Quote the material below word for word, leaving out the picture.

## [Records to use]
>> Start

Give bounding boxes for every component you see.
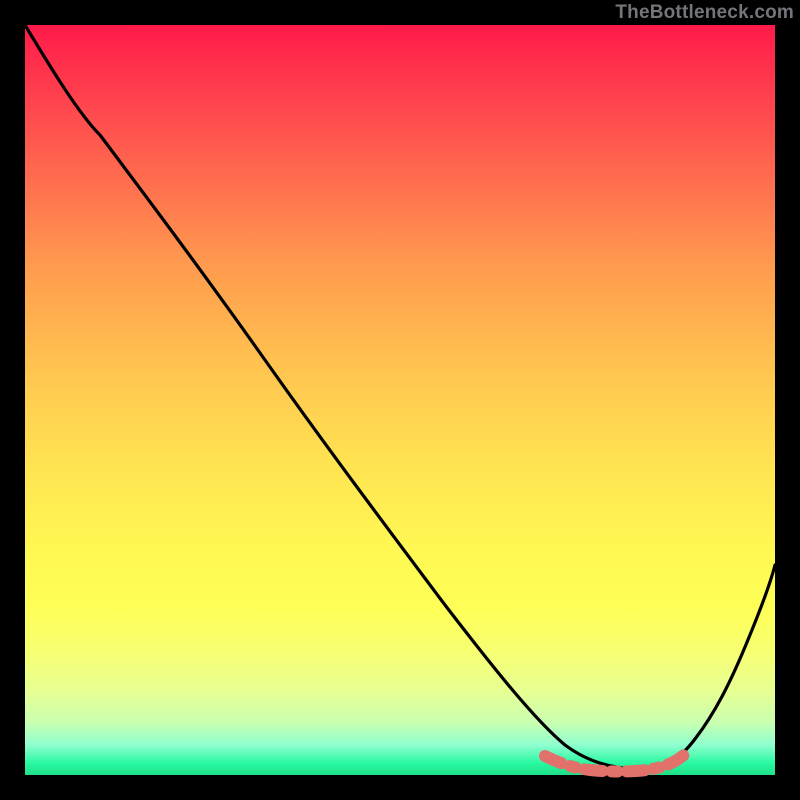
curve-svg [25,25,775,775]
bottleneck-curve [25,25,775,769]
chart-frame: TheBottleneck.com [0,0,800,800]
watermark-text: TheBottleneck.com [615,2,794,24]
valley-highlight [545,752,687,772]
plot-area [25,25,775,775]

>> End

## [Response to the exercise]
Give bounding boxes for every component you see.
curve-svg [25,25,775,775]
bottleneck-curve [25,25,775,769]
chart-frame: TheBottleneck.com [0,0,800,800]
watermark-text: TheBottleneck.com [615,2,794,24]
valley-highlight [545,752,687,772]
plot-area [25,25,775,775]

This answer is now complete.